Source data:
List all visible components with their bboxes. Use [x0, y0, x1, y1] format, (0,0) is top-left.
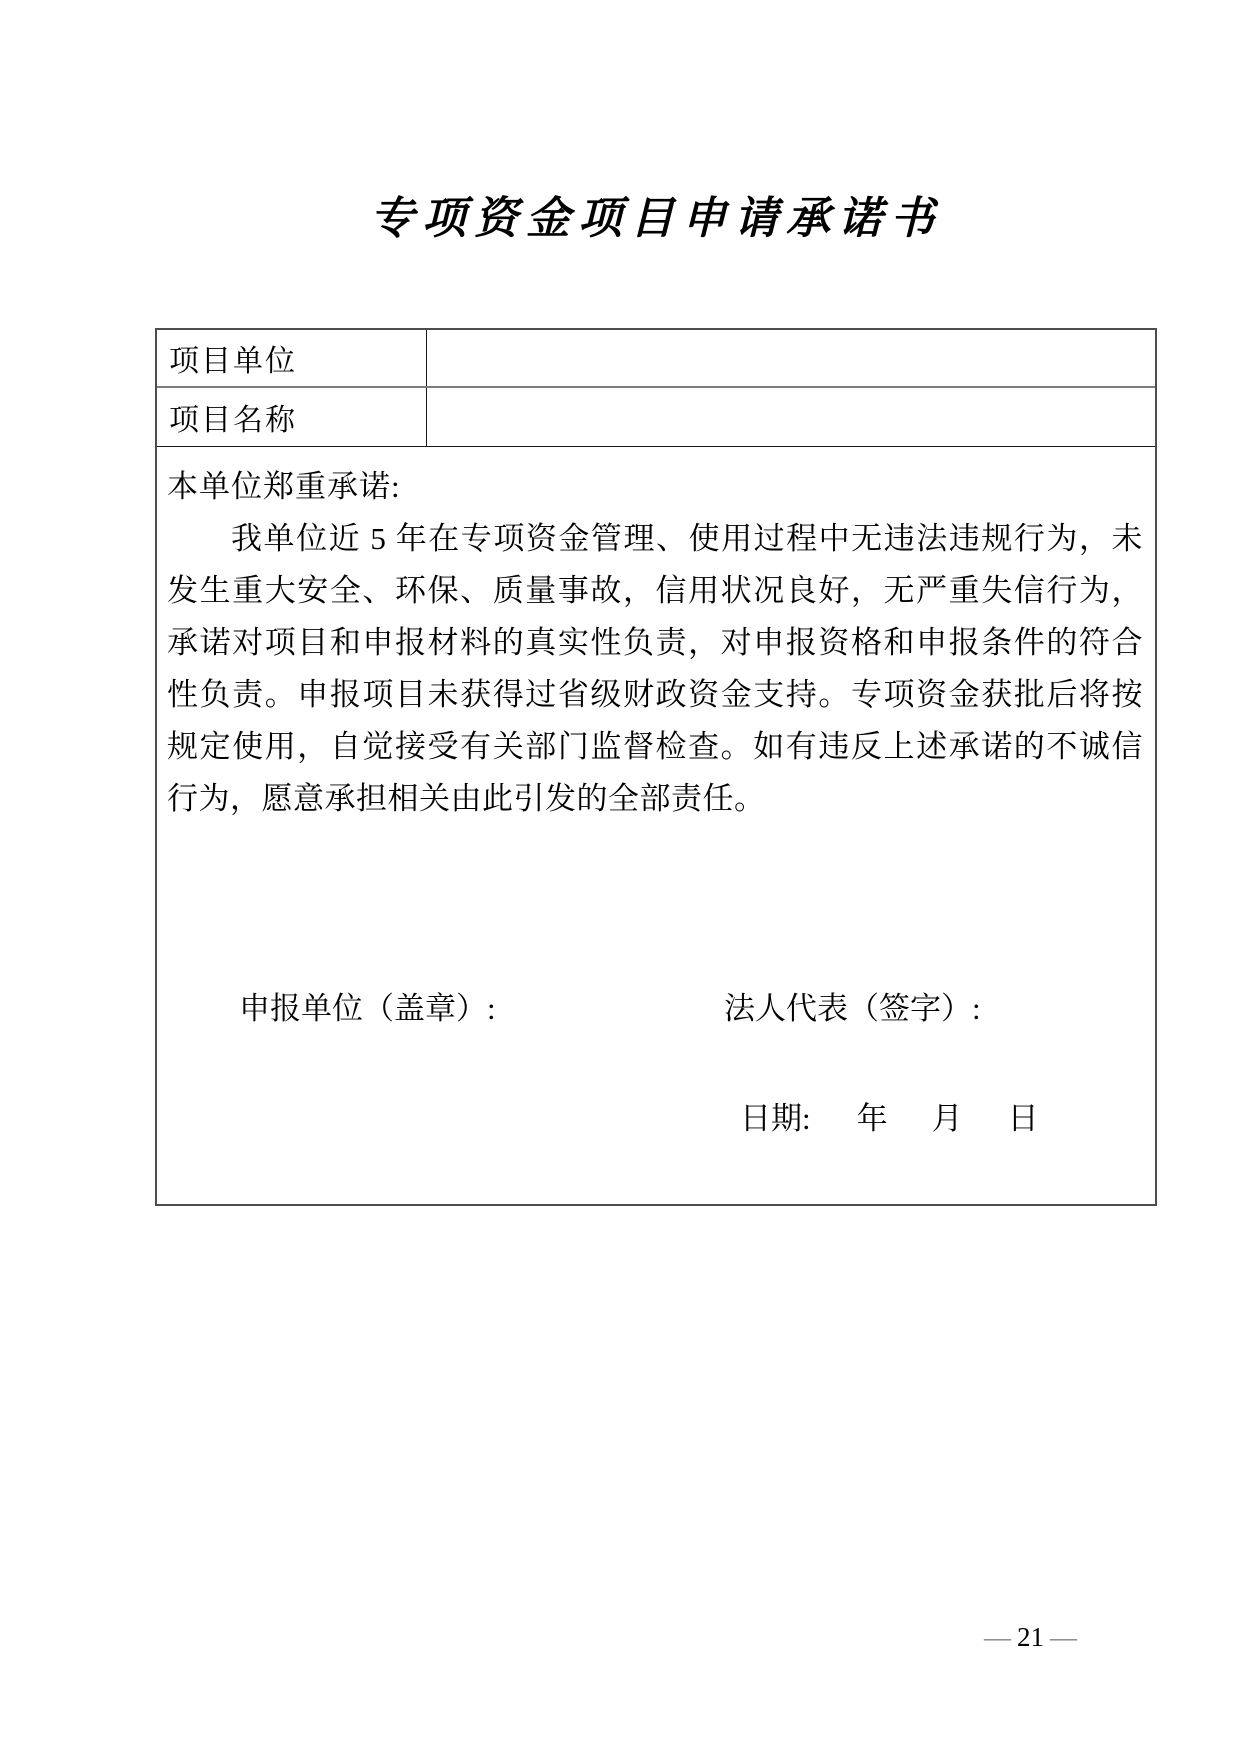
commitment-form-table: 项目单位 项目名称 本单位郑重承诺: 我单位近 5 年在专项资金管理、使用过程中… — [155, 328, 1157, 1206]
footer-dash-left: — — [978, 1622, 1017, 1652]
table-row: 项目单位 — [157, 330, 1155, 388]
project-name-field[interactable] — [427, 388, 1155, 446]
table-row: 项目名称 — [157, 388, 1155, 447]
month-label: 月 — [932, 1101, 963, 1136]
page-title: 专项资金项目申请承诺书 — [155, 182, 1157, 246]
year-label: 年 — [857, 1101, 888, 1136]
page-number: —21— — [978, 1622, 1083, 1653]
commitment-cell: 本单位郑重承诺: 我单位近 5 年在专项资金管理、使用过程中无违法违规行为，未发… — [157, 447, 1155, 1202]
commitment-body: 我单位近 5 年在专项资金管理、使用过程中无违法违规行为，未发生重大安全、环保、… — [167, 513, 1143, 825]
day-label: 日 — [1008, 1101, 1039, 1136]
footer-dash-right: — — [1044, 1622, 1083, 1652]
document-page: 专项资金项目申请承诺书 项目单位 项目名称 本单位郑重承诺: 我单位近 5 年在… — [0, 0, 1240, 1753]
project-unit-field[interactable] — [427, 330, 1155, 386]
row-label-project-name: 项目名称 — [157, 388, 427, 446]
row-label-project-unit: 项目单位 — [157, 330, 427, 386]
legal-representative-label: 法人代表（签字）: — [724, 983, 981, 1035]
page-number-value: 21 — [1017, 1622, 1044, 1652]
applicant-seal-label: 申报单位（盖章）: — [239, 983, 496, 1035]
date-label: 日期: — [740, 1101, 811, 1136]
date-line: 日期:年月日 — [740, 1093, 1039, 1145]
commitment-heading: 本单位郑重承诺: — [167, 461, 1143, 513]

* _Task statement_:
From the data above, pull out each line that contains the string "使用过程中无违法违规行为".

* _Finished task_:
commitment-cell: 本单位郑重承诺: 我单位近 5 年在专项资金管理、使用过程中无违法违规行为，未发… — [157, 447, 1155, 1202]
commitment-body: 我单位近 5 年在专项资金管理、使用过程中无违法违规行为，未发生重大安全、环保、… — [167, 513, 1143, 825]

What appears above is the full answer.